• **Texte de la page**:
★ ★ ★ ★ ★ ★ ★

Portland TrésBlasés
Ah…. L’Oregon, ses paysages uniques, sa douceur de vivre…. Et son équipe de basket.
Du coté de Portland, on a beau chercher, on ne sait toujours pas pourquoi un joueur bon sous tout rapport se transforme inéluctablement en racaille infecte dés qu’il enfile le maillot noir, rouge et blanc du club de Paul Allen.
En revanche, inutile de chercher bien loin la cause du début de saison complètement raté des Blazers.
Il porte le numéro 50 et il est le président honorifique du MLCPB, le mouvement de lutte contre la passe au basket, association crée par Antoine Walker lors de son arrivée à Atlanta.
Zach Randolph n’est ni le premier, ni le dernier à croire que le basket est un sport individuel.
Le problème c’est que le jeu de Portland tourne autour de lui. Ca fonctionne chez les Wolves avec Garnett, à Dallas avec Nowitski. Car se sont des joueurs intelligents.

★ ★ ★ ★ ★ ★ ★

• **Extraits de données**:
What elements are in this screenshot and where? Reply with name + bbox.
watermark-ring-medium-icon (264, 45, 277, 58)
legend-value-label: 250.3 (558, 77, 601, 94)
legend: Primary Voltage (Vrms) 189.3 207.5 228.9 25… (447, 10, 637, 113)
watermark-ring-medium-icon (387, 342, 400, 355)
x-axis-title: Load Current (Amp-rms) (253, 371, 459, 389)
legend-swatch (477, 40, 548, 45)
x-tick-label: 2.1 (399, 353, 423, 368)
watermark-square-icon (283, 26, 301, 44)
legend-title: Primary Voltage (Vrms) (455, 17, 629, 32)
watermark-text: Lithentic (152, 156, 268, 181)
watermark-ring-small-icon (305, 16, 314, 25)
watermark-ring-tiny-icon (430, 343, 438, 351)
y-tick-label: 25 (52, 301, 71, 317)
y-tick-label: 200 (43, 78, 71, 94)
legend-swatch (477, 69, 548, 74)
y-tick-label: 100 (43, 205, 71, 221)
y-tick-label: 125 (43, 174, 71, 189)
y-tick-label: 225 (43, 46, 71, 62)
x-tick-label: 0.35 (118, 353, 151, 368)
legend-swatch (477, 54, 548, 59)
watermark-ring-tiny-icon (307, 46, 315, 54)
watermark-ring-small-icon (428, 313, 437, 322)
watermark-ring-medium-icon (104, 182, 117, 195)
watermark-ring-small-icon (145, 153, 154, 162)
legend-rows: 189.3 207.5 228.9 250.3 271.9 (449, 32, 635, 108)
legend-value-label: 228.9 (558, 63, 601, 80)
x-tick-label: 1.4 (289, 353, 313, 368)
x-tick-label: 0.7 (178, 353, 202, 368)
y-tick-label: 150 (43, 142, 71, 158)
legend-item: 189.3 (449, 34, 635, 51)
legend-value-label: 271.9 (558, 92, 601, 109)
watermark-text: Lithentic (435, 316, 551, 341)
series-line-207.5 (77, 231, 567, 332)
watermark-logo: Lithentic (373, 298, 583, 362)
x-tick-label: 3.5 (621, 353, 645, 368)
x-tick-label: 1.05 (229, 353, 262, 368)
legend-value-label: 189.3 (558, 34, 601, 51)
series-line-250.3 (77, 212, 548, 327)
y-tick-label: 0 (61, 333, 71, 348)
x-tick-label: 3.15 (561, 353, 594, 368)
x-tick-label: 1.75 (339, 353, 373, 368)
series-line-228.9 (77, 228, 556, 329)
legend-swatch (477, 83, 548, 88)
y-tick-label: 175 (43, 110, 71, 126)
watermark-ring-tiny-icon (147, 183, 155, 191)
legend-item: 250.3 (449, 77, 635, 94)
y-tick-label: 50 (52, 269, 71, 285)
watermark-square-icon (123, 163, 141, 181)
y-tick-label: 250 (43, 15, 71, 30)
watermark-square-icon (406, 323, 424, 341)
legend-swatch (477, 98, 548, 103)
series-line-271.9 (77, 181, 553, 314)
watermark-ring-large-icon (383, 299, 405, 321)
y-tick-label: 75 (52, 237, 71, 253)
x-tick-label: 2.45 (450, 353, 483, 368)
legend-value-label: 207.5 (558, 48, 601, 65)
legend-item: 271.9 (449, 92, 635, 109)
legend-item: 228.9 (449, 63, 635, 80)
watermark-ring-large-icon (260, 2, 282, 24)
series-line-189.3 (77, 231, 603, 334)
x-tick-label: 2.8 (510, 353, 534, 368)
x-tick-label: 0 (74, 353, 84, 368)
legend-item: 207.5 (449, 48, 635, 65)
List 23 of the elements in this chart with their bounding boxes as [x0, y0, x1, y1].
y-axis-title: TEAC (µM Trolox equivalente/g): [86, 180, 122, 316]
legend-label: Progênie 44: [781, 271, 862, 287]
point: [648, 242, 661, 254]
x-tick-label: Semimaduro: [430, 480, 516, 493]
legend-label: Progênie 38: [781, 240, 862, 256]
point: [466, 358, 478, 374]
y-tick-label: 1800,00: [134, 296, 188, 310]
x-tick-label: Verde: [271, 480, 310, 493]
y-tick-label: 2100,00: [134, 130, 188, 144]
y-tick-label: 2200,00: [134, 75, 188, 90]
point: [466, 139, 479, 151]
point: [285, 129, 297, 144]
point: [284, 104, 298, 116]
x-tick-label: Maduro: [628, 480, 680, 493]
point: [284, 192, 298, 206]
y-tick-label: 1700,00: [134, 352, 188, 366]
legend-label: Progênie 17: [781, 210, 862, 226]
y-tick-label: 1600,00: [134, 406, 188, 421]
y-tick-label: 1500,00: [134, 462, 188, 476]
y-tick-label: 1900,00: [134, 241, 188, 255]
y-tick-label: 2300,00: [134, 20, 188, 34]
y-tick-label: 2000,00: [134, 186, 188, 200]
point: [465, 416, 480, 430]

★ ★ ★ ★ ★ ★ ★

• **Série d'exercices**:
1. D'après le texte sur les Blazers de Portland, pourquoi un jeu qui tourne autour d'un seul joueur fonctionne-t-il chez les Wolves et à Dallas ? Répondez en une à trois phrases.
2. Poursuivez le texte sur les Blazers de Portland à partir de sa dernière phrase.
Le matériel n'a aucun lien avec le texte sur les Blazers de Portland.

• **Réponses par exercice**:
1. Ce jeu fonctionne chez les Wolves avec Garnett et à Dallas avec Nowitski parce que ce sont des joueurs intelligents.

2.
La semaine dernière lors de la ridicule défaite des Blazers face à Cleveland, Zach Randolph, à peine intéressé par ce qui se disait durant les temps morts, y est allé soudainement de son caprice, entendu et relayé par les médias américains. Ca donnait un peu prés ça:
" Qu’est ce qui se passe ? ?? Pourquoi on ne me donne pas tous les ballons ? ???"
Réponse de Nick Van Excel :
" Tu nous fais ch…T’as touché la balle 16 fois et tu ne l’as repassée qu’une seule fois…
Mais pu..., reviens sur terre, on joue pour toi là ! !!"
Notez donc que Nick Van Excel apporte ce coté " leader grande gueule" dont aurait tant besoin cette équipe. Et pourtant, il est le premier sur la liste des transferts. Allez comprendre.
Ajouter à ça un Maurice Cheeks sur un siége éjectable, un Damon Stoudamire déjà parti dans une autre dimension, un Shareef Abdur-Rahim qui se demandé à quel sauce il va être échangé, un Théo Ratliff qui se dit qu’à Atlanta, s’était peut être finalement pas si mal que ça ( c’est dire) et vous obtenez une nouvelle saison pourrie.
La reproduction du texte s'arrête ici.